• **Task brief**
Count every line below that contains "JSON", then state the total with no other output.

Information given start

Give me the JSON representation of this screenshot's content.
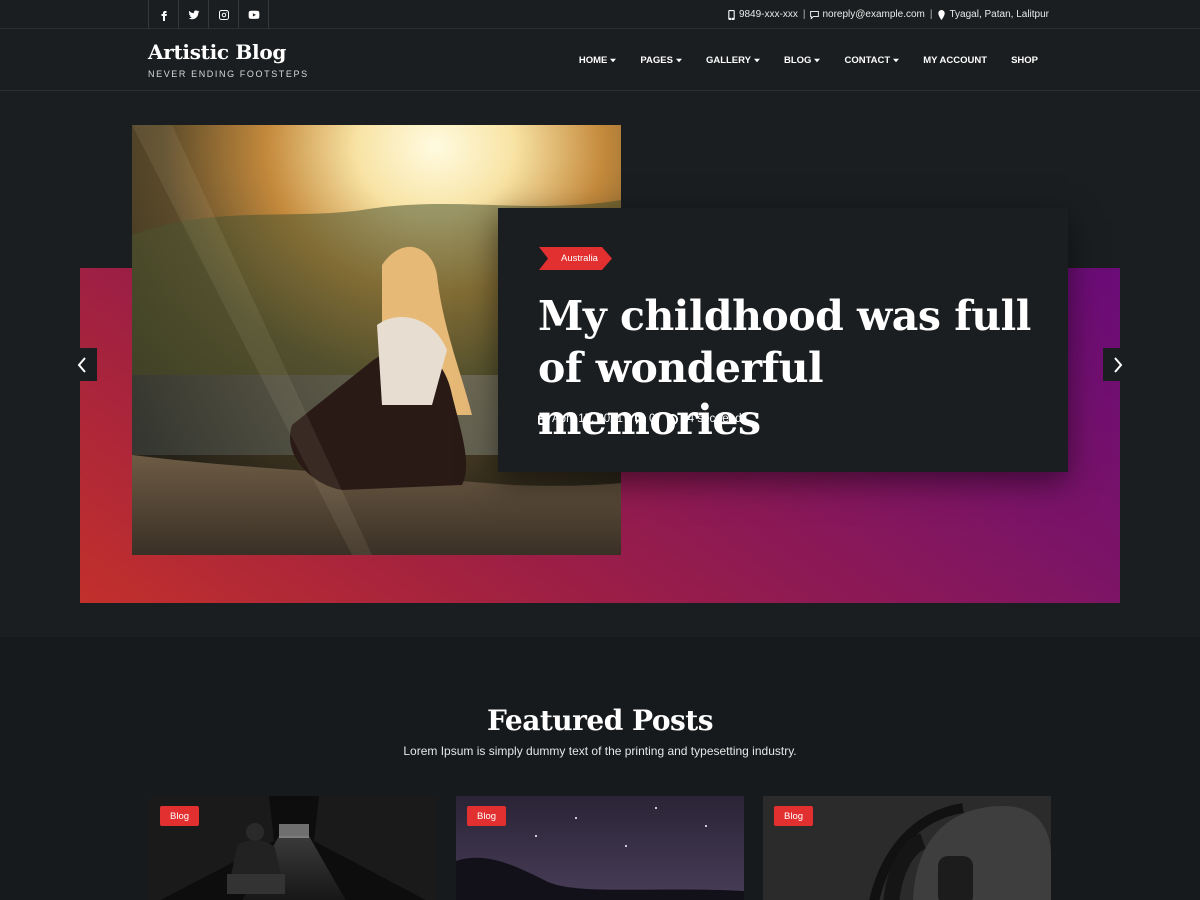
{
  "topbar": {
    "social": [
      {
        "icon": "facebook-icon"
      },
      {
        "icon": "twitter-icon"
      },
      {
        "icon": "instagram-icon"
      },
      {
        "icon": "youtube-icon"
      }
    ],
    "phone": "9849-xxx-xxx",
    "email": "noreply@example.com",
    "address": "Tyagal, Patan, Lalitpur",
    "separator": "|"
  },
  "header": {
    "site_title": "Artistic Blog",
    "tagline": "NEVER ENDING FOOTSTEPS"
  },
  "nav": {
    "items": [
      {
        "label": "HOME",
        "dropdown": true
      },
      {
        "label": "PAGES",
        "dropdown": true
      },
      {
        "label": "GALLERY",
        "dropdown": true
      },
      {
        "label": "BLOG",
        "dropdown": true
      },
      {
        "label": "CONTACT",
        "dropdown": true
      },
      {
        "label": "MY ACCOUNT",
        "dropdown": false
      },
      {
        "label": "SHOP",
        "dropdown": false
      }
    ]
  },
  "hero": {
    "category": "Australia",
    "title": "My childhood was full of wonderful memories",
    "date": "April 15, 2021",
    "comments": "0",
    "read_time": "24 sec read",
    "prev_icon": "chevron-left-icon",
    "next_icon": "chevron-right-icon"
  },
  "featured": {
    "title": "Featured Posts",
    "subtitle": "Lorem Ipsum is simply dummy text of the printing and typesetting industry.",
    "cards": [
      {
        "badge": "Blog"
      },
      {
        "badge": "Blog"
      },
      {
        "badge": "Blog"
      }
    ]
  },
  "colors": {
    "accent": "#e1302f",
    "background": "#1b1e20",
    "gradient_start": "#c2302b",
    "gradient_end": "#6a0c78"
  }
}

Information given end
Information given start

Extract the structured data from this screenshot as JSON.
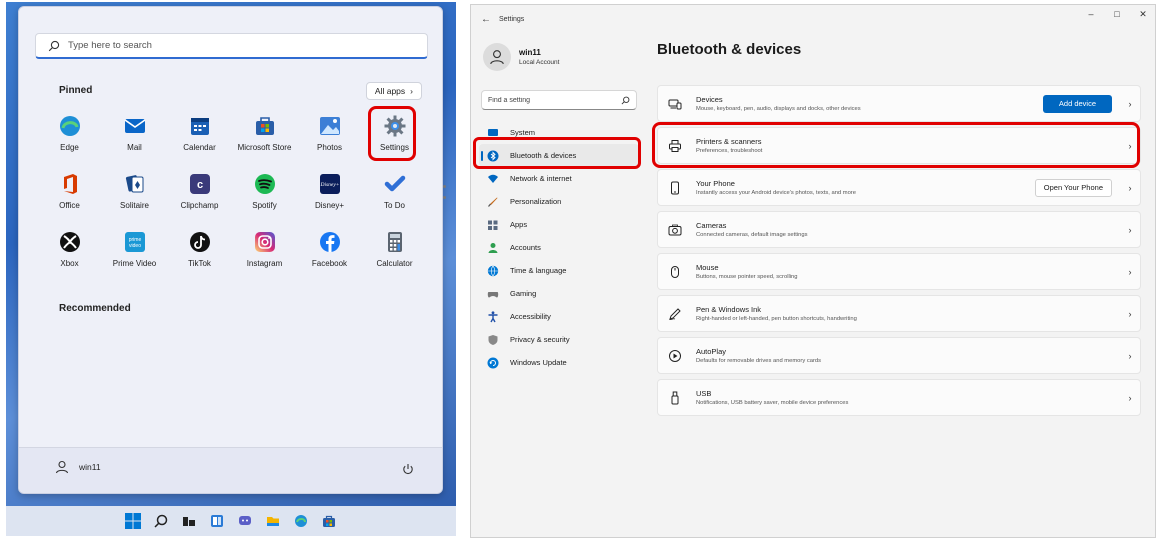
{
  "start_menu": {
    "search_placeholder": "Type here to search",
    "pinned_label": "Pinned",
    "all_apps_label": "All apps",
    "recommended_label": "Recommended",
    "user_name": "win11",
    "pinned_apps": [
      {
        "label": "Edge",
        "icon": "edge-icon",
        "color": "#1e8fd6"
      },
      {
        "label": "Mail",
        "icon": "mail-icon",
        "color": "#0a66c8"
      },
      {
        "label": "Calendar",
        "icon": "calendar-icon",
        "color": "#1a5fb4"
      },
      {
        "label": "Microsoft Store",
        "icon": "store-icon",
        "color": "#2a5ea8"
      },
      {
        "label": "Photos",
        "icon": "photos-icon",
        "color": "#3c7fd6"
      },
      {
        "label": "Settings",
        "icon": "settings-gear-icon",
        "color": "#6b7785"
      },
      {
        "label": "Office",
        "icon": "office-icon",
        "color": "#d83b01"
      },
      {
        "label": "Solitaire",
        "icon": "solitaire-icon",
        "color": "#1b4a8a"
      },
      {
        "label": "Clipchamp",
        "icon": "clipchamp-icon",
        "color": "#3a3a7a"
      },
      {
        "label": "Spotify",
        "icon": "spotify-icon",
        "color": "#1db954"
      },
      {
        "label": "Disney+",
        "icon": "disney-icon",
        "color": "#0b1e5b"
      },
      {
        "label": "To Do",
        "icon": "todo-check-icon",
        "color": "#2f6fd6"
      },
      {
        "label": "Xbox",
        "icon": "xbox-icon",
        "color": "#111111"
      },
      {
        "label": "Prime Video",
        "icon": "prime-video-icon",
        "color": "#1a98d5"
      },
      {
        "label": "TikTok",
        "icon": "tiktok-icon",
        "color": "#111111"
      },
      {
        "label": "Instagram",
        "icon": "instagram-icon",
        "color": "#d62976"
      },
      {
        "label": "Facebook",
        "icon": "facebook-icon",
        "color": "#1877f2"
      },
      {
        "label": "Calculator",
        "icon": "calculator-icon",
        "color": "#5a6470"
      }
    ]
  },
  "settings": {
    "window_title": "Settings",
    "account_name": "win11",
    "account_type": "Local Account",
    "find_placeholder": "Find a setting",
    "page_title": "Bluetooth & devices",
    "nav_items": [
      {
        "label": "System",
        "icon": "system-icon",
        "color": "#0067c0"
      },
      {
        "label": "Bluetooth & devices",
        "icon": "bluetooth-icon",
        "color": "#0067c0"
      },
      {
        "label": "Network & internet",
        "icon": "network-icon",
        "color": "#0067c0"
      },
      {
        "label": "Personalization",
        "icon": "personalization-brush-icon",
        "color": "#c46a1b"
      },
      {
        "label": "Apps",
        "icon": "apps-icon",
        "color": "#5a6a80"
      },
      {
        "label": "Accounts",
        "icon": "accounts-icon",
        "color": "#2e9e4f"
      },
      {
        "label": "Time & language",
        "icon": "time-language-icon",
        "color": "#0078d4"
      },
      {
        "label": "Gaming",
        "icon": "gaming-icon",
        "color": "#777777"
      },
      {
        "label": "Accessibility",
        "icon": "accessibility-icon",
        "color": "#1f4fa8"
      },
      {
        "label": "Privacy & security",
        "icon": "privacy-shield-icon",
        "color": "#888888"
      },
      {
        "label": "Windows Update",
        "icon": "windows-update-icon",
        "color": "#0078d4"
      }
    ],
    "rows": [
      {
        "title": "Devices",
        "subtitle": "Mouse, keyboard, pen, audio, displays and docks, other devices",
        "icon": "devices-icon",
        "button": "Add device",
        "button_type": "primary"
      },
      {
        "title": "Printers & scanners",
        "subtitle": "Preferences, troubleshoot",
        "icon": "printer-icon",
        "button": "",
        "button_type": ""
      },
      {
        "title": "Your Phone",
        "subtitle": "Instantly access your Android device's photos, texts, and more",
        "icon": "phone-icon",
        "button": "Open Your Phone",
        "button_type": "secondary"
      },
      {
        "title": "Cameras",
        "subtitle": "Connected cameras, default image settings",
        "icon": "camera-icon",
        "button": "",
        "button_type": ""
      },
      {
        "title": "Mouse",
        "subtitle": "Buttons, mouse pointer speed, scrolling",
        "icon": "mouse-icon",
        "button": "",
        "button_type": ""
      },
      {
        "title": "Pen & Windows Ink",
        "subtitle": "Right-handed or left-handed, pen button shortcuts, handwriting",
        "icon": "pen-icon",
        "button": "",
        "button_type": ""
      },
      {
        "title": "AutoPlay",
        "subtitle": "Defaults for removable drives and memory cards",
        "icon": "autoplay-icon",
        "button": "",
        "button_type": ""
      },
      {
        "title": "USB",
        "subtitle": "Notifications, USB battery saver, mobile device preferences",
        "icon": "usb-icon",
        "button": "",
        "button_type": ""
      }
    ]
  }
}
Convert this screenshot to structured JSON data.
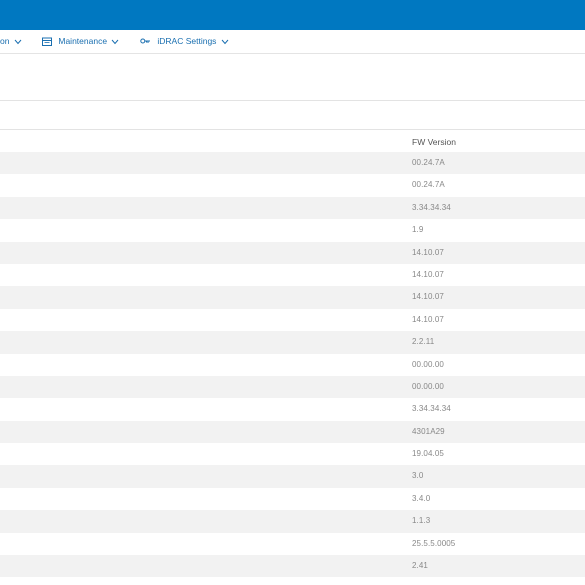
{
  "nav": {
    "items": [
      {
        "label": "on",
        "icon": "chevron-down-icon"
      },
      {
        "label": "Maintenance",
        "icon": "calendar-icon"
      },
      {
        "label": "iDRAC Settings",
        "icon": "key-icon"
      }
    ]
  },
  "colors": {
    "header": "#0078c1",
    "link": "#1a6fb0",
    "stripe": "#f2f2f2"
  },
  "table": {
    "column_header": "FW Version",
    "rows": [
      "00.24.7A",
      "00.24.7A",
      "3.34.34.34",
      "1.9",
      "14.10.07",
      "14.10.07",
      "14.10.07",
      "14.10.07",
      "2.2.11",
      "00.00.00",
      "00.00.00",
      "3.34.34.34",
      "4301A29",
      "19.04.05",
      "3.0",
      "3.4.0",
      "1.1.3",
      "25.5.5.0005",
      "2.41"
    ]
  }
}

Information given end

• **Complete response**
3